:: EXTRACTED RECORDS ::

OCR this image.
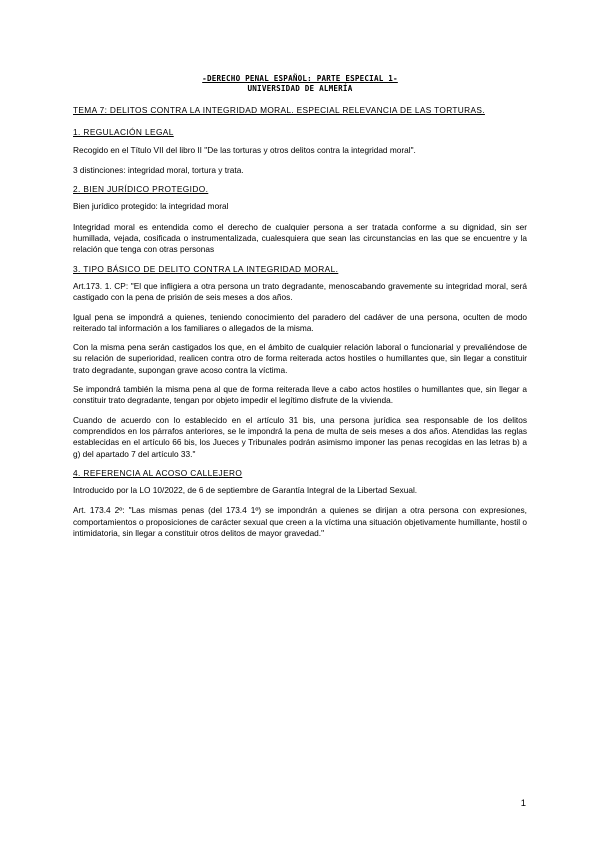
-DERECHO PENAL ESPAÑOL: PARTE ESPECIAL 1-
UNIVERSIDAD DE ALMERÍA
TEMA 7: DELITOS CONTRA LA INTEGRIDAD MORAL. ESPECIAL RELEVANCIA DE LAS TORTURAS.
1. REGULACIÓN LEGAL

Recogido en el Título VII del libro II "De las torturas y otros delitos contra la integridad moral".

3 distinciones: integridad moral, tortura y trata.

2. BIEN JURÍDICO PROTEGIDO.

Bien jurídico protegido: la integridad moral

Integridad moral es entendida como el derecho de cualquier persona a ser tratada conforme a su dignidad, sin ser humillada, vejada, cosificada o instrumentalizada, cualesquiera que sean las circunstancias en las que se encuentre y la relación que tenga con otras personas

3. TIPO BÁSICO DE DELITO CONTRA LA INTEGRIDAD MORAL.

Art.173. 1. CP: "El que infligiera a otra persona un trato degradante, menoscabando gravemente su integridad moral, será castigado con la pena de prisión de seis meses a dos años.

Igual pena se impondrá a quienes, teniendo conocimiento del paradero del cadáver de una persona, oculten de modo reiterado tal información a los familiares o allegados de la misma.

Con la misma pena serán castigados los que, en el ámbito de cualquier relación laboral o funcionarial y prevaliéndose de su relación de superioridad, realicen contra otro de forma reiterada actos hostiles o humillantes que, sin llegar a constituir trato degradante, supongan grave acoso contra la víctima.

Se impondrá también la misma pena al que de forma reiterada lleve a cabo actos hostiles o humillantes que, sin llegar a constituir trato degradante, tengan por objeto impedir el legítimo disfrute de la vivienda.

Cuando de acuerdo con lo establecido en el artículo 31 bis, una persona jurídica sea responsable de los delitos comprendidos en los párrafos anteriores, se le impondrá la pena de multa de seis meses a dos años. Atendidas las reglas establecidas en el artículo 66 bis, los Jueces y Tribunales podrán asimismo imponer las penas recogidas en las letras b) a g) del apartado 7 del artículo 33."

4. REFERENCIA AL ACOSO CALLEJERO

Introducido por la LO 10/2022, de 6 de septiembre de Garantía Integral de la Libertad Sexual.

Art. 173.4 2º: "Las mismas penas (del 173.4 1º) se impondrán a quienes se dirijan a otra persona con expresiones, comportamientos o proposiciones de carácter sexual que creen a la víctima una situación objetivamente humillante, hostil o intimidatoria, sin llegar a constituir otros delitos de mayor gravedad."

1
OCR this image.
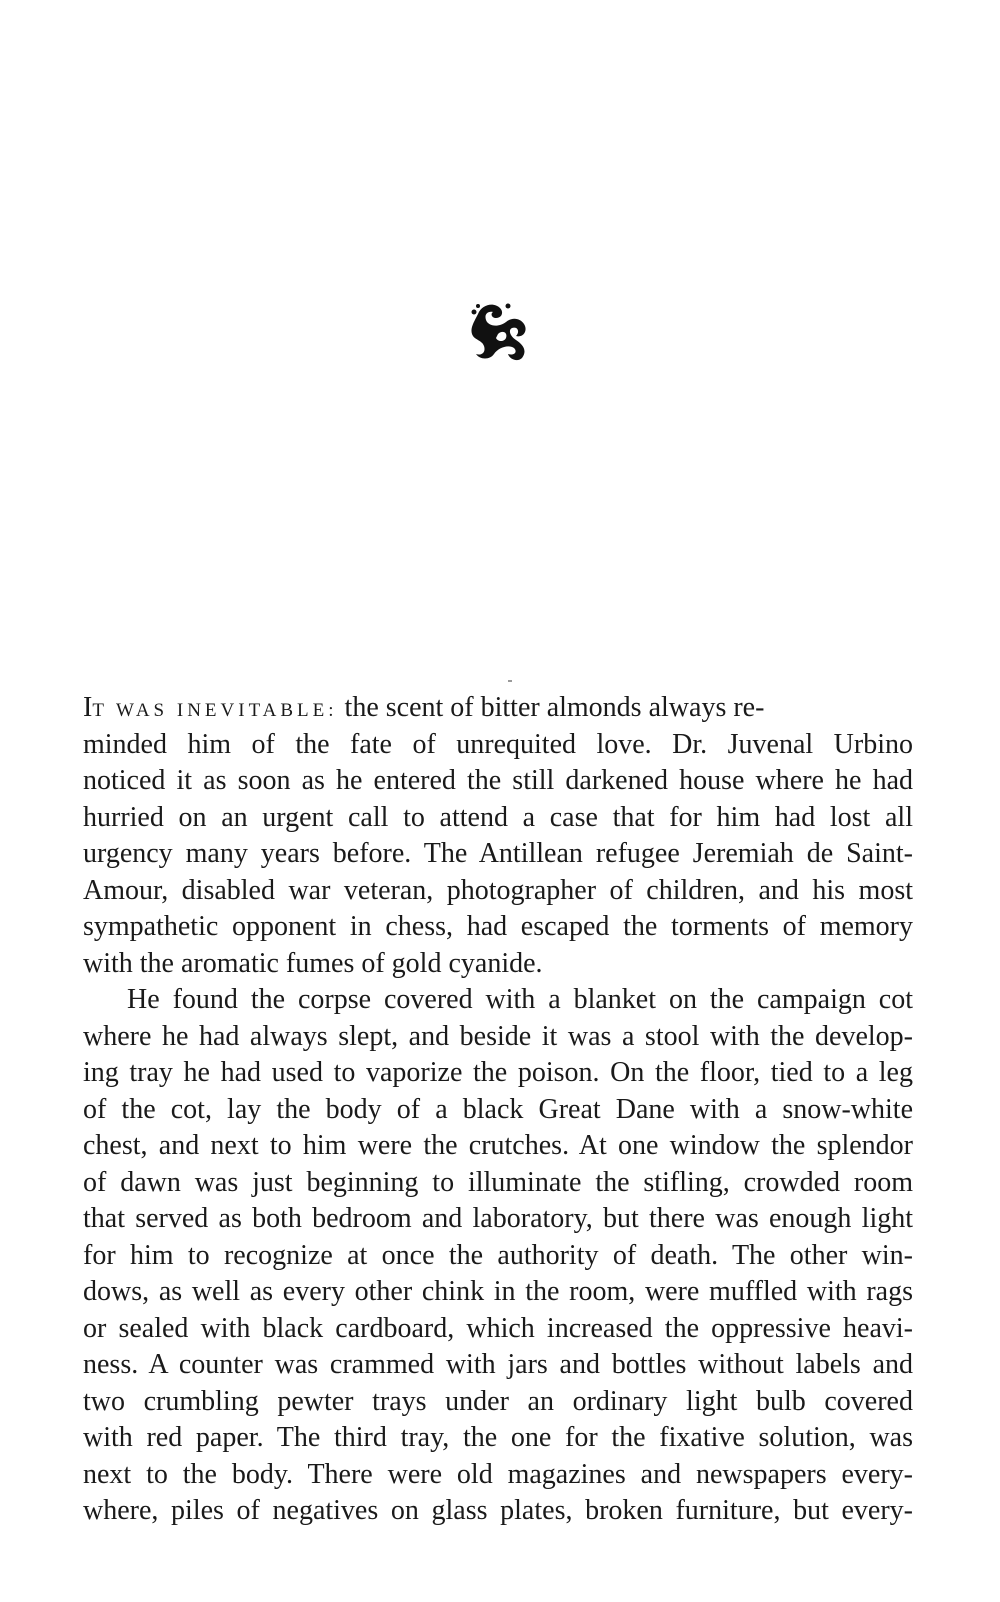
IT WAS INEVITABLE: the scent of bitter almonds always re-
minded him of the fate of unrequited love. Dr. Juvenal Urbino
noticed it as soon as he entered the still darkened house where he had
hurried on an urgent call to attend a case that for him had lost all
urgency many years before. The Antillean refugee Jeremiah de Saint-
Amour, disabled war veteran, photographer of children, and his most
sympathetic opponent in chess, had escaped the torments of memory
with the aromatic fumes of gold cyanide.
He found the corpse covered with a blanket on the campaign cot
where he had always slept, and beside it was a stool with the develop-
ing tray he had used to vaporize the poison. On the floor, tied to a leg
of the cot, lay the body of a black Great Dane with a snow-white
chest, and next to him were the crutches. At one window the splendor
of dawn was just beginning to illuminate the stifling, crowded room
that served as both bedroom and laboratory, but there was enough light
for him to recognize at once the authority of death. The other win-
dows, as well as every other chink in the room, were muffled with rags
or sealed with black cardboard, which increased the oppressive heavi-
ness. A counter was crammed with jars and bottles without labels and
two crumbling pewter trays under an ordinary light bulb covered
with red paper. The third tray, the one for the fixative solution, was
next to the body. There were old magazines and newspapers every-
where, piles of negatives on glass plates, broken furniture, but every-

:::

> [EXERCISE GOAL] Every record must be copied exactly, with the pictures left out.

> [OUTPUT OF THE EXERCISE]
OCR this image.
-DERECHO PENAL ESPAÑOL: PARTE ESPECIAL 1-
UNIVERSIDAD DE ALMERÍA
TEMA 7: DELITOS CONTRA LA INTEGRIDAD MORAL. ESPECIAL RELEVANCIA DE LAS TORTURAS.
1. REGULACIÓN LEGAL

Recogido en el Título VII del libro II "De las torturas y otros delitos contra la integridad moral".

3 distinciones: integridad moral, tortura y trata.

2. BIEN JURÍDICO PROTEGIDO.

Bien jurídico protegido: la integridad moral

Integridad moral es entendida como el derecho de cualquier persona a ser tratada conforme a su dignidad, sin ser humillada, vejada, cosificada o instrumentalizada, cualesquiera que sean las circunstancias en las que se encuentre y la relación que tenga con otras personas

3. TIPO BÁSICO DE DELITO CONTRA LA INTEGRIDAD MORAL.

Art.173. 1. CP: "El que infligiera a otra persona un trato degradante, menoscabando gravemente su integridad moral, será castigado con la pena de prisión de seis meses a dos años.

Igual pena se impondrá a quienes, teniendo conocimiento del paradero del cadáver de una persona, oculten de modo reiterado tal información a los familiares o allegados de la misma.

Con la misma pena serán castigados los que, en el ámbito de cualquier relación laboral o funcionarial y prevaliéndose de su relación de superioridad, realicen contra otro de forma reiterada actos hostiles o humillantes que, sin llegar a constituir trato degradante, supongan grave acoso contra la víctima.

Se impondrá también la misma pena al que de forma reiterada lleve a cabo actos hostiles o humillantes que, sin llegar a constituir trato degradante, tengan por objeto impedir el legítimo disfrute de la vivienda.

Cuando de acuerdo con lo establecido en el artículo 31 bis, una persona jurídica sea responsable de los delitos comprendidos en los párrafos anteriores, se le impondrá la pena de multa de seis meses a dos años. Atendidas las reglas establecidas en el artículo 66 bis, los Jueces y Tribunales podrán asimismo imponer las penas recogidas en las letras b) a g) del apartado 7 del artículo 33."

4. REFERENCIA AL ACOSO CALLEJERO

Introducido por la LO 10/2022, de 6 de septiembre de Garantía Integral de la Libertad Sexual.

Art. 173.4 2º: "Las mismas penas (del 173.4 1º) se impondrán a quienes se dirijan a otra persona con expresiones, comportamientos o proposiciones de carácter sexual que creen a la víctima una situación objetivamente humillante, hostil o intimidatoria, sin llegar a constituir otros delitos de mayor gravedad."

1
OCR this image.
IT WAS INEVITABLE: the scent of bitter almonds always re-
minded him of the fate of unrequited love. Dr. Juvenal Urbino
noticed it as soon as he entered the still darkened house where he had
hurried on an urgent call to attend a case that for him had lost all
urgency many years before. The Antillean refugee Jeremiah de Saint-
Amour, disabled war veteran, photographer of children, and his most
sympathetic opponent in chess, had escaped the torments of memory
with the aromatic fumes of gold cyanide.
He found the corpse covered with a blanket on the campaign cot
where he had always slept, and beside it was a stool with the develop-
ing tray he had used to vaporize the poison. On the floor, tied to a leg
of the cot, lay the body of a black Great Dane with a snow-white
chest, and next to him were the crutches. At one window the splendor
of dawn was just beginning to illuminate the stifling, crowded room
that served as both bedroom and laboratory, but there was enough light
for him to recognize at once the authority of death. The other win-
dows, as well as every other chink in the room, were muffled with rags
or sealed with black cardboard, which increased the oppressive heavi-
ness. A counter was crammed with jars and bottles without labels and
two crumbling pewter trays under an ordinary light bulb covered
with red paper. The third tray, the one for the fixative solution, was
next to the body. There were old magazines and newspapers every-
where, piles of negatives on glass plates, broken furniture, but every-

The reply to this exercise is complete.